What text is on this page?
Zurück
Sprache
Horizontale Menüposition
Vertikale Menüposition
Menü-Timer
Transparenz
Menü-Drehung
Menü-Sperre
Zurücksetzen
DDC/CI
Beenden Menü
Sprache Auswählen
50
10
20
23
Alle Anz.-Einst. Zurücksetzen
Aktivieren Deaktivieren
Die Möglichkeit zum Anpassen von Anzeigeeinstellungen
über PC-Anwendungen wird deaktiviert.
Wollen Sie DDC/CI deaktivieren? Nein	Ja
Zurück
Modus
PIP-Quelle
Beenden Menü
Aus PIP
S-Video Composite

**Set exercise**
Copy each entry exactly, with nothing added or dropped.

**Exercise response**
What text is on this page?
Zurück
Sprache
Horizontale Menüposition
Vertikale Menüposition
Menü-Timer
Transparenz
Menü-Drehung
Menü-Sperre
Zurücksetzen
DDC/CI
Beenden Menü
Sprache Auswählen
50
10
20
23
Alle Anz.-Einst. Zurücksetzen
Aktivieren Deaktivieren
Die Möglichkeit zum Anpassen von Anzeigeeinstellungen
über PC-Anwendungen wird deaktiviert.
Wollen Sie DDC/CI deaktivieren? Nein	Ja
Zurück
Modus
PIP-Quelle
Beenden Menü
Aus PIP
S-Video Composite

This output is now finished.